Task item ->
Please filter the listing below and copy out the lines that hold "against".
=== Data shown ===
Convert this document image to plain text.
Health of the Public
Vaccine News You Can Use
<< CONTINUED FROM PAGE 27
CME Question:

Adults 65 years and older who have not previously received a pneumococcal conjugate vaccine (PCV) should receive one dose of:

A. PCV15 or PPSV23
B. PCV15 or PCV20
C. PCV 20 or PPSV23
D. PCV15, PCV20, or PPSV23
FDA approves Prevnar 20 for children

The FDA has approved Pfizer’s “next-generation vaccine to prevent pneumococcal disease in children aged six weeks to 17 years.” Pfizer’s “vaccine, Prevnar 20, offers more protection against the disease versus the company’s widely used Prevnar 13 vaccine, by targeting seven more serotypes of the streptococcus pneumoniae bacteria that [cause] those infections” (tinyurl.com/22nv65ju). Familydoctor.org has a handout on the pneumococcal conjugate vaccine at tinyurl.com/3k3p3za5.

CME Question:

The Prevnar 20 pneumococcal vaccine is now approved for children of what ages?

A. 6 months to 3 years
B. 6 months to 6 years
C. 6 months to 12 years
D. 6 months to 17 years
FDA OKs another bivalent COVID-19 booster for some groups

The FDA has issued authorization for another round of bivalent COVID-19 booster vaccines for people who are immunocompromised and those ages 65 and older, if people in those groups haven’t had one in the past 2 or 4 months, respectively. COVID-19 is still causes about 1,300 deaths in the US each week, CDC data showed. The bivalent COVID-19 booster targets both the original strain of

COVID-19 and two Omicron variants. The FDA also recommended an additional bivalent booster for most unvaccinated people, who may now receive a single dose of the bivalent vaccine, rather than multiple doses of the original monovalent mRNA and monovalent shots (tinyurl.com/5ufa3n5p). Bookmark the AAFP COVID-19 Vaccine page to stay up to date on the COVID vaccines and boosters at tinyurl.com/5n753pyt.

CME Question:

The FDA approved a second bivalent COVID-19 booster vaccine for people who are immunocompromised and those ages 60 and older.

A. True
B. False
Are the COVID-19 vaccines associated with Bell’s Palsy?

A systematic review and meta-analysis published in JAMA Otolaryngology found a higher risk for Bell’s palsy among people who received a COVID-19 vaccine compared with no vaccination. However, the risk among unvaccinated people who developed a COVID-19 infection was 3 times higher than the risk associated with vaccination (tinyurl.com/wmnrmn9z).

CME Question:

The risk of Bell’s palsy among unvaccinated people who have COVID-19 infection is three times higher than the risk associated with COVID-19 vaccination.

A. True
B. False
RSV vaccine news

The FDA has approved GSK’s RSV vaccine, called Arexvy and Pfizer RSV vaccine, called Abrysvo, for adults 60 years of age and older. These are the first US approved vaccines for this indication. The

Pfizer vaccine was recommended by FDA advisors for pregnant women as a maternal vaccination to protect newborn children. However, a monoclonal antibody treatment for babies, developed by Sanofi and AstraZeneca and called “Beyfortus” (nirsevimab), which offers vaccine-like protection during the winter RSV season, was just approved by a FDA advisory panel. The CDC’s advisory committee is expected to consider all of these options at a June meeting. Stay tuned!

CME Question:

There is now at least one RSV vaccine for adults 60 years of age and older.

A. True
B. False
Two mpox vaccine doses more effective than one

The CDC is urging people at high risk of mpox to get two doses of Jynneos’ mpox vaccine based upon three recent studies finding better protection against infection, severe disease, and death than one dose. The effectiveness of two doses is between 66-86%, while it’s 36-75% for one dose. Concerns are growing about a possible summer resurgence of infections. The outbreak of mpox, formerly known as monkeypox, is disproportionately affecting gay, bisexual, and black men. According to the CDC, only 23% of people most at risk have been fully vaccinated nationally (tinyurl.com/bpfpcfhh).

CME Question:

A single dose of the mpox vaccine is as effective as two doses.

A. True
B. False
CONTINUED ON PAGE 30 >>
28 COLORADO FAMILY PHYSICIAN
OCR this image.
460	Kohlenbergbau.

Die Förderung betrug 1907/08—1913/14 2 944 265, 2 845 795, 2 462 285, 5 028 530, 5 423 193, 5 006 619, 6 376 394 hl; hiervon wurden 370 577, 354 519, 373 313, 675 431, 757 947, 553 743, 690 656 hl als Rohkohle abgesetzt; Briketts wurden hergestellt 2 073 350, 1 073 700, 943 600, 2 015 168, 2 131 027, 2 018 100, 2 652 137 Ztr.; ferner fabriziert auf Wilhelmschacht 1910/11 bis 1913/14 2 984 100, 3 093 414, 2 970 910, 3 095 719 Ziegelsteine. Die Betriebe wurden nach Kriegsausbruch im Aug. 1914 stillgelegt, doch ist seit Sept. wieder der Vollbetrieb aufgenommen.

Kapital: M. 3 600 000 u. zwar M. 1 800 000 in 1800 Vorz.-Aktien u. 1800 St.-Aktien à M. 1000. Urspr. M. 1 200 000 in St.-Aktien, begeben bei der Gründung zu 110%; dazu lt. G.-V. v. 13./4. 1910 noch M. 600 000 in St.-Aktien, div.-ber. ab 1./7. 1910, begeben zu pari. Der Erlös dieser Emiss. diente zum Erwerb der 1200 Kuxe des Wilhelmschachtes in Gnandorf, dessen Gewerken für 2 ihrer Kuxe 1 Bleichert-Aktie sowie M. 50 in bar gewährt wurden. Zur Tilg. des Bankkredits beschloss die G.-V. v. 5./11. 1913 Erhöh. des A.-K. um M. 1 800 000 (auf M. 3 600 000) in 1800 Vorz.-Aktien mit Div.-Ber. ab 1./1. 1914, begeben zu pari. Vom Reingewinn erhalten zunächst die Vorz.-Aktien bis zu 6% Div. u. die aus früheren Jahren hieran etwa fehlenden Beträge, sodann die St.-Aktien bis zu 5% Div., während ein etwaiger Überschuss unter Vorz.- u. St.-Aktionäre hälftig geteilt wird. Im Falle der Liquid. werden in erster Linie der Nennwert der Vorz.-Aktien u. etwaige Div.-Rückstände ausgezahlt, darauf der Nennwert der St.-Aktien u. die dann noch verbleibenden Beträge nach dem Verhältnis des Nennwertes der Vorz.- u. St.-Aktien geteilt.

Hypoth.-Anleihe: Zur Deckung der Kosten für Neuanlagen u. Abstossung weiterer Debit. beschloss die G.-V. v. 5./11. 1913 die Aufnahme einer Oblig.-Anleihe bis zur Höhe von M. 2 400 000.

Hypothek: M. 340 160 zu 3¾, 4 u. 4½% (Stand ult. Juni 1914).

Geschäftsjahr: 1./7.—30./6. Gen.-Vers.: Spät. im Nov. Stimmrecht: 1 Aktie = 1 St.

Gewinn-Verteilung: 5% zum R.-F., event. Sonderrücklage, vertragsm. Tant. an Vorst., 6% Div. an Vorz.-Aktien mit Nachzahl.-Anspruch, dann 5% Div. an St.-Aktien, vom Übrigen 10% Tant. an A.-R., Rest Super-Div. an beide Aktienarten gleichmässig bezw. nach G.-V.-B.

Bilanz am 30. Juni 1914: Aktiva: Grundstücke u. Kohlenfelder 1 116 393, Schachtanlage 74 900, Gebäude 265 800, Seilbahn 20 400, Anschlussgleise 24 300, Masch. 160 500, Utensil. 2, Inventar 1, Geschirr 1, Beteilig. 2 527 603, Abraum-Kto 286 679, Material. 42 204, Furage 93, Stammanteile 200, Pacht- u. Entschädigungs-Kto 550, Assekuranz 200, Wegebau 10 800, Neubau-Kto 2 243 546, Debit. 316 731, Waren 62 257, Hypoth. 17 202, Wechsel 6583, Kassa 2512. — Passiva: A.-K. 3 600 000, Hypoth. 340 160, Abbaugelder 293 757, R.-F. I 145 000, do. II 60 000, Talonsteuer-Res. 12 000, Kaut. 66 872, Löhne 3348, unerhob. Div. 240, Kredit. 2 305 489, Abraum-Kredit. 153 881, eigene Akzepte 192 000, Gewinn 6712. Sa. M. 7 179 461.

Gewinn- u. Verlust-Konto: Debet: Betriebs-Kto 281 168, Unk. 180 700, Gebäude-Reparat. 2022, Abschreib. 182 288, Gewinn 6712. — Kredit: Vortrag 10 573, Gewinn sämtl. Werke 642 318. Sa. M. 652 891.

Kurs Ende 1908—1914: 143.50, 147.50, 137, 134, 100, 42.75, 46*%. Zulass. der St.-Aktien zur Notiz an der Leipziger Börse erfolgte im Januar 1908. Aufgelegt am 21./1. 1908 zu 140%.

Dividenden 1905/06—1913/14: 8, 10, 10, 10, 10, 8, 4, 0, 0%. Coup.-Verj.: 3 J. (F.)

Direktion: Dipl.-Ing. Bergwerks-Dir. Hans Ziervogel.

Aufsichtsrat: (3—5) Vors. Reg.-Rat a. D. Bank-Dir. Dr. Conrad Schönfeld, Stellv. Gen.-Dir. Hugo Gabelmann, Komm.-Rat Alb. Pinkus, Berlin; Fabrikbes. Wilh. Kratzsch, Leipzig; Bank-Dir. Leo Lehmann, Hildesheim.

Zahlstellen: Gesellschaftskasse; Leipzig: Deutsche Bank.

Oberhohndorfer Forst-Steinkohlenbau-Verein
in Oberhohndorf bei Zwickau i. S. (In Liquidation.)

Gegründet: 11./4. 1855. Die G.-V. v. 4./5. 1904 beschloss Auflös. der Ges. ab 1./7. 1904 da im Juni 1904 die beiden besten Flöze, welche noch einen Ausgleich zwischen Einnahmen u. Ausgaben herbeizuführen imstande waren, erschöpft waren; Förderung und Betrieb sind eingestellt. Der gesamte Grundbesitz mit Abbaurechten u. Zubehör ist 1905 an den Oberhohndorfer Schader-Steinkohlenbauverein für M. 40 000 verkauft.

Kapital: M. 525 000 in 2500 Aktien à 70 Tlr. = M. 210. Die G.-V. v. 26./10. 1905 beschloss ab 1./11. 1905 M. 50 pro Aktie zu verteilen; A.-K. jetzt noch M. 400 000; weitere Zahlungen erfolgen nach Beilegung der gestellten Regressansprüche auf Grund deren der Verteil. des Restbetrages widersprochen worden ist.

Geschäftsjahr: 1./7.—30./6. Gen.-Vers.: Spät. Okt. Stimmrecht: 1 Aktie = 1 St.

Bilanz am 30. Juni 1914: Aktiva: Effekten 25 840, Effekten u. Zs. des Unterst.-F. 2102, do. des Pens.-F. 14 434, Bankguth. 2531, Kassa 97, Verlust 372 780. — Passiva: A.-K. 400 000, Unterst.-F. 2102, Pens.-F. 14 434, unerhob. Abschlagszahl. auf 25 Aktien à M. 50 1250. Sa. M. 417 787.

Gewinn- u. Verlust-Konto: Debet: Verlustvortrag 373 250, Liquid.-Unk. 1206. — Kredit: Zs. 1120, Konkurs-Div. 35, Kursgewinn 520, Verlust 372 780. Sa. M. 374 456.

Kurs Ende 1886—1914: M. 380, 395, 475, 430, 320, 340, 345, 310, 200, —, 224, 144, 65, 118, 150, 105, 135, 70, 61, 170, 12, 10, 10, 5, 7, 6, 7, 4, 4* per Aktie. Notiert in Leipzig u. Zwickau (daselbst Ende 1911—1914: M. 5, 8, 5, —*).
===
Expected output ->
The FDA has approved Pfizer’s “next-generation vaccine to prevent pneumococcal disease in children aged six weeks to 17 years.” Pfizer’s “vaccine, Prevnar 20, offers more protection against the disease versus the company’s widely used Prevnar 13 vaccine, by targeting seven more serotypes of the streptococcus pneumoniae bacteria that [cause] those infections” (tinyurl.com/22nv65ju). Familydoctor.org has a handout on the pneumococcal conjugate vaccine at tinyurl.com/3k3p3za5.
The CDC is urging people at high risk of mpox to get two doses of Jynneos’ mpox vaccine based upon three recent studies finding better protection against infection, severe disease, and death than one dose. The effectiveness of two doses is between 66-86%, while it’s 36-75% for one dose. Concerns are growing about a possible summer resurgence of infections. The outbreak of mpox, formerly known as monkeypox, is disproportionately affecting gay, bisexual, and black men. According to the CDC, only 23% of people most at risk have been fully vaccinated nationally (tinyurl.com/bpfpcfhh).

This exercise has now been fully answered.